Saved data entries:
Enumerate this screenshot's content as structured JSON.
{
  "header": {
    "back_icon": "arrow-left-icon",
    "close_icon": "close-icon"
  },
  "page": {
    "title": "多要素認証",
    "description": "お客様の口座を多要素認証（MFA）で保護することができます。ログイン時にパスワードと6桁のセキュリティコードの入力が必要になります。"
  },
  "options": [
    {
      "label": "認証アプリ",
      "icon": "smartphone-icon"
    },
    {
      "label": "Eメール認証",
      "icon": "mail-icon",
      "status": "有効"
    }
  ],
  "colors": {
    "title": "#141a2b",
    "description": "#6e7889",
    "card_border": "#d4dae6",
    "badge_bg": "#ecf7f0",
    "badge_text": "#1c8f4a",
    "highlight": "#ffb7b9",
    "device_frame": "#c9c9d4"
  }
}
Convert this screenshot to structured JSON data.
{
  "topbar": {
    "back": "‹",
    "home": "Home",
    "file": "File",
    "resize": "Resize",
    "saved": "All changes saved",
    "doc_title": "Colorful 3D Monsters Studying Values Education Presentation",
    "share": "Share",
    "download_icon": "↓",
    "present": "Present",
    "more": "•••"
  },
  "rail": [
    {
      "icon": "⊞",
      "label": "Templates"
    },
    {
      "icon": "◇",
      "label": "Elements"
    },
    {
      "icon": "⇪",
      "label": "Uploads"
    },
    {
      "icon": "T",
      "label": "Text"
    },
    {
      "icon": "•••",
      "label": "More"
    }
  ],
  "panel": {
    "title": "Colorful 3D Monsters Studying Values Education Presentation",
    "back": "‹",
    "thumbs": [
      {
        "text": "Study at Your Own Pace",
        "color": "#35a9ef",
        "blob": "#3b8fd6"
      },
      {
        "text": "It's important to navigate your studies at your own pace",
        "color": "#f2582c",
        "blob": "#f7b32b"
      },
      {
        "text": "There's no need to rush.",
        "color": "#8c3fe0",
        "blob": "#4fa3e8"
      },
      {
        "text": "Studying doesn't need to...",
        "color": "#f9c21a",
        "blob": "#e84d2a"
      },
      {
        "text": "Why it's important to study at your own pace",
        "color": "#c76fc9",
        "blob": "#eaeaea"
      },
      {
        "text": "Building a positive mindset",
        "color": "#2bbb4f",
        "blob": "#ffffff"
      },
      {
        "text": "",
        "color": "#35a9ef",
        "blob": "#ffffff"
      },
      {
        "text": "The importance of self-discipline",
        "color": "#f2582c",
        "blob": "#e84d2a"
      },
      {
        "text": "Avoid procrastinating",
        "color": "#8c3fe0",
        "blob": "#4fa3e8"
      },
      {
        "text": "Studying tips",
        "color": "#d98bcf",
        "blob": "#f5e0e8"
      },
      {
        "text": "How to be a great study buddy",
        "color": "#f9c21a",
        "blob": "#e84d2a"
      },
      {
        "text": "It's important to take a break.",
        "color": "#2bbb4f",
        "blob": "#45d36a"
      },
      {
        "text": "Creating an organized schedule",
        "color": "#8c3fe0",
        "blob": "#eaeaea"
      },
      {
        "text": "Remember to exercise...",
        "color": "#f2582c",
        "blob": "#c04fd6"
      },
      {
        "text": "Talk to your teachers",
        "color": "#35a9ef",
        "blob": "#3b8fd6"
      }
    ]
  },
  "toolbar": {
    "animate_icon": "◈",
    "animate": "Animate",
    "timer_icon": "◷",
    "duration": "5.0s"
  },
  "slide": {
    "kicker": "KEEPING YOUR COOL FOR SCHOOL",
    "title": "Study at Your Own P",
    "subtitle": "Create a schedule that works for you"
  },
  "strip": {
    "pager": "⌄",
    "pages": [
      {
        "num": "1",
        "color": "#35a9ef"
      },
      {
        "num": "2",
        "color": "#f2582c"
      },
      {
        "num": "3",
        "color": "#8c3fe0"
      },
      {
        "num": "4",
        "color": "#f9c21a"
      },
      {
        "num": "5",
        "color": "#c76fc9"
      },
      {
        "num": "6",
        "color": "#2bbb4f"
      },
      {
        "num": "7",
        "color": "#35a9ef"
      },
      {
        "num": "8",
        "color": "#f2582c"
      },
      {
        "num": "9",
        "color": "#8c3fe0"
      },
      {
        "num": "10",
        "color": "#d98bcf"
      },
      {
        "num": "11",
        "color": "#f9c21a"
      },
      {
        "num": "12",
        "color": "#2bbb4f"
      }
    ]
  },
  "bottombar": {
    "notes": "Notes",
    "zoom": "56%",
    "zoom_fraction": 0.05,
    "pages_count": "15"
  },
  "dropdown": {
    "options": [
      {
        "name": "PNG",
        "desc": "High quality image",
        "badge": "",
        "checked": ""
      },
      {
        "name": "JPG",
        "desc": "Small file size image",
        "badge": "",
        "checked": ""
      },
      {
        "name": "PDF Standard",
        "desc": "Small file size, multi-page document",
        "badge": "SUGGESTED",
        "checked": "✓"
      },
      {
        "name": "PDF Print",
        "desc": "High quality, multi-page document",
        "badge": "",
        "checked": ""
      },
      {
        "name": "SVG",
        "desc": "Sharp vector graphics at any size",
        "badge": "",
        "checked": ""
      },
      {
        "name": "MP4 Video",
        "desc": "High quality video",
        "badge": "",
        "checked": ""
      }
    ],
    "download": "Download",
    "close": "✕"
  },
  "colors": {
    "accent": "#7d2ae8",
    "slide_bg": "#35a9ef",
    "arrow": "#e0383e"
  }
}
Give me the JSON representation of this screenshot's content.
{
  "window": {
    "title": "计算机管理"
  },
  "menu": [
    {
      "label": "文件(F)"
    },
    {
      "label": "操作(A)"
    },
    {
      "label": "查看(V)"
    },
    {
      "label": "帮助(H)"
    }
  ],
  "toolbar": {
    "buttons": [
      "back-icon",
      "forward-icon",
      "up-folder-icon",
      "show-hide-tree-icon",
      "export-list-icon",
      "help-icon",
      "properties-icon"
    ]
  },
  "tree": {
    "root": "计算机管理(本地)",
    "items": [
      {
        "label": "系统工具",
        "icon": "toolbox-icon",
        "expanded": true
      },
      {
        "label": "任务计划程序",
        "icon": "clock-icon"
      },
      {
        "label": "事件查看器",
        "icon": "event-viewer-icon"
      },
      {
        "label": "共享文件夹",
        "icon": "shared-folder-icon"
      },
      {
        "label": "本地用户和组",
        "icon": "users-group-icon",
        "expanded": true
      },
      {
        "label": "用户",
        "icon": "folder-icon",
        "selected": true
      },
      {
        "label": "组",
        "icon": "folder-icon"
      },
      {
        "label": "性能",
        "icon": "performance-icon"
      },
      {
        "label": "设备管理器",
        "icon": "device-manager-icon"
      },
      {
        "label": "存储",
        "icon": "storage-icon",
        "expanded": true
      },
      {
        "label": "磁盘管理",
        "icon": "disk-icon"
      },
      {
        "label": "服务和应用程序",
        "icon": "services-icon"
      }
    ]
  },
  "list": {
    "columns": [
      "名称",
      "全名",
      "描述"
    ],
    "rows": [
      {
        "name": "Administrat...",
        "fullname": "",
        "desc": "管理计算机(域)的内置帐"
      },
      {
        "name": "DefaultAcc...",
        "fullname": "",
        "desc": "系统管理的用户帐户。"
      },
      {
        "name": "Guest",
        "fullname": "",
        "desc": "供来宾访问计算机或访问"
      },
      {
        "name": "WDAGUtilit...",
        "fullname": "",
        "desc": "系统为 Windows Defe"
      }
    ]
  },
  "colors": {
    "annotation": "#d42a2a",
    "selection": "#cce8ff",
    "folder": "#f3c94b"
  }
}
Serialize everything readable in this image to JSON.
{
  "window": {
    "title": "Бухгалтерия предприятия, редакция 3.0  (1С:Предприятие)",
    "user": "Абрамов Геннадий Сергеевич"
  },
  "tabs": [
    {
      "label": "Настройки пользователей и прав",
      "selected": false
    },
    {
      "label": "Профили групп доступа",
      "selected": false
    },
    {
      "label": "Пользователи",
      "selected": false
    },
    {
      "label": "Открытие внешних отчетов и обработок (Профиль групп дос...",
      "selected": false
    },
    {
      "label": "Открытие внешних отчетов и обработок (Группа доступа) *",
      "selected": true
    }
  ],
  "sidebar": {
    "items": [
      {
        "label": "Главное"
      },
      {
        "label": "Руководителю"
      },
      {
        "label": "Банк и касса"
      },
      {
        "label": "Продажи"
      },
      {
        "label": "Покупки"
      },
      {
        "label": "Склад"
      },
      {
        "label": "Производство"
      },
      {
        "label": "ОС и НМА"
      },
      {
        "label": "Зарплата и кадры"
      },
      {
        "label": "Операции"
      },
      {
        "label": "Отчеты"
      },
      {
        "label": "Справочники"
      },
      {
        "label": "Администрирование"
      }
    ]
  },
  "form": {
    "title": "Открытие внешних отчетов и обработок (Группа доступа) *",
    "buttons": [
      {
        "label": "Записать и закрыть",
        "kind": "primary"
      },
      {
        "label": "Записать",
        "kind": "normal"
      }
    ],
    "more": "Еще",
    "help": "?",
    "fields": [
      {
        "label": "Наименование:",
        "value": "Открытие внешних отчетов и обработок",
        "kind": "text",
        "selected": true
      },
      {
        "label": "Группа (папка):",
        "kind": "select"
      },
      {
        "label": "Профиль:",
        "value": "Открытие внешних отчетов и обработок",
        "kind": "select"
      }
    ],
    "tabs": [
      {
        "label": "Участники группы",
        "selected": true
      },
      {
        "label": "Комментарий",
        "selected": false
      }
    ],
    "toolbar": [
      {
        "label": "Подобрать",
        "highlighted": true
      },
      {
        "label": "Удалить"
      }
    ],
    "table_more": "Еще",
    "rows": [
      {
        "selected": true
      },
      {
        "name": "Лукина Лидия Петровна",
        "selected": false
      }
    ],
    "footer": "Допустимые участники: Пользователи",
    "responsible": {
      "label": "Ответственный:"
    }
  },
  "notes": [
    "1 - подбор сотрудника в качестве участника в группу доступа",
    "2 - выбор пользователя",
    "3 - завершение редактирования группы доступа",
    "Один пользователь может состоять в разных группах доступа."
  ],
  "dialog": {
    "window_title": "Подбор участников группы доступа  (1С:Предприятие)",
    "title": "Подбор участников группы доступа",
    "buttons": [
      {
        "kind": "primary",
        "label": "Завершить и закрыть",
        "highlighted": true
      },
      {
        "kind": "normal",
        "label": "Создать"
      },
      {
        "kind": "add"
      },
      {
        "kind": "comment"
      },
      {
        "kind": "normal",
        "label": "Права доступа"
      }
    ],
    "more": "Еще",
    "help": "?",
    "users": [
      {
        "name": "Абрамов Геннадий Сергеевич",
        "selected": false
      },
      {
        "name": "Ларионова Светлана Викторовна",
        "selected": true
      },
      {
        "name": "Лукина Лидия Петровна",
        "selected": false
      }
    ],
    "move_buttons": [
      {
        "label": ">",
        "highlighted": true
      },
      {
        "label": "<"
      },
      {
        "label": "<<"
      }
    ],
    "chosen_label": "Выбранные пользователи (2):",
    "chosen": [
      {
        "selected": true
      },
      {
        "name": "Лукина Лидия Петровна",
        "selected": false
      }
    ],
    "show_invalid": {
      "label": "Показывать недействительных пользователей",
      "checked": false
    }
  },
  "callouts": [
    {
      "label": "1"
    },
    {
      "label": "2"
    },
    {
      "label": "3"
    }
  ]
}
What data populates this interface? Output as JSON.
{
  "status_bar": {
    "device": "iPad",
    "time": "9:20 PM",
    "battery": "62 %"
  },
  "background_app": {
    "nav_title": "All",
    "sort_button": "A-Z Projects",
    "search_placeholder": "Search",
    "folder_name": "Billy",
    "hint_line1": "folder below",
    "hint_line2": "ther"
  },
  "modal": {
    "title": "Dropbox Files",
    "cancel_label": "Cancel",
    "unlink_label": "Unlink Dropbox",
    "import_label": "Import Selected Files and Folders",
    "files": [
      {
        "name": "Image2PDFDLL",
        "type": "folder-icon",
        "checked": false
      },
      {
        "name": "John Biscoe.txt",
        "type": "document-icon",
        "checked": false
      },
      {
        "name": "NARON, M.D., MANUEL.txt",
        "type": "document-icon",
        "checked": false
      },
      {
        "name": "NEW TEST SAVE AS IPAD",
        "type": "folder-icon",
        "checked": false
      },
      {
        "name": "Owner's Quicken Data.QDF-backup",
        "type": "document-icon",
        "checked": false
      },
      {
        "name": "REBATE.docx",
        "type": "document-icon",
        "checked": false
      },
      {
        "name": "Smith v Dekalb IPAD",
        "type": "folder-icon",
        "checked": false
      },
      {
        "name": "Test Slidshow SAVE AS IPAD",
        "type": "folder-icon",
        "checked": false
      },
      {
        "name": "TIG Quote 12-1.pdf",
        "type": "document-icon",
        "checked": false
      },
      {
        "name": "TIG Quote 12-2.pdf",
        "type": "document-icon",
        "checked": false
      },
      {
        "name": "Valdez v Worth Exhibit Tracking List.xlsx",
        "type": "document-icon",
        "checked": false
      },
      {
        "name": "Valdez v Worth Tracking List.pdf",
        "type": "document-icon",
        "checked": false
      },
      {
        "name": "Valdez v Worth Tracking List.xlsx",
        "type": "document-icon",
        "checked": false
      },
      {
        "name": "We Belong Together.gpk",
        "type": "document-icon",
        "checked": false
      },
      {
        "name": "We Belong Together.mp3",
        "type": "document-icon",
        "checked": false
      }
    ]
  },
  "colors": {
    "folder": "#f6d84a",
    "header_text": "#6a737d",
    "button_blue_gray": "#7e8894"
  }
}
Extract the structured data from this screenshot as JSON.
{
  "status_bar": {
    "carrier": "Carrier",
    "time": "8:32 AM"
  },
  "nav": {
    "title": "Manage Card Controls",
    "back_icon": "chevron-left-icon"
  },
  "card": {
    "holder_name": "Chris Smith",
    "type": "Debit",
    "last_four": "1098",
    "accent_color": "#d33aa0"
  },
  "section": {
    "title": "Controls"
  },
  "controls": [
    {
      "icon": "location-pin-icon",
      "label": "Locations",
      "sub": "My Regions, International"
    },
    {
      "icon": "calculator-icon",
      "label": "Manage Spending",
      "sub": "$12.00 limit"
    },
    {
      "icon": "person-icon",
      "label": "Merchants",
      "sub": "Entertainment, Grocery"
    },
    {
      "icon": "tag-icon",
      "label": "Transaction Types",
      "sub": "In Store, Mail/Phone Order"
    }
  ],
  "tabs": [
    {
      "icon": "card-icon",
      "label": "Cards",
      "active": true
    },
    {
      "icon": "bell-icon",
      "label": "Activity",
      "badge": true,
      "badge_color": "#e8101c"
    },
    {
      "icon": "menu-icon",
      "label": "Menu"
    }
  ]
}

*Problem details*
From the data, pick out every line that includes "left".

*Final answer*
    "back_icon": "arrow-left-icon",
    "back_icon": "chevron-left-icon"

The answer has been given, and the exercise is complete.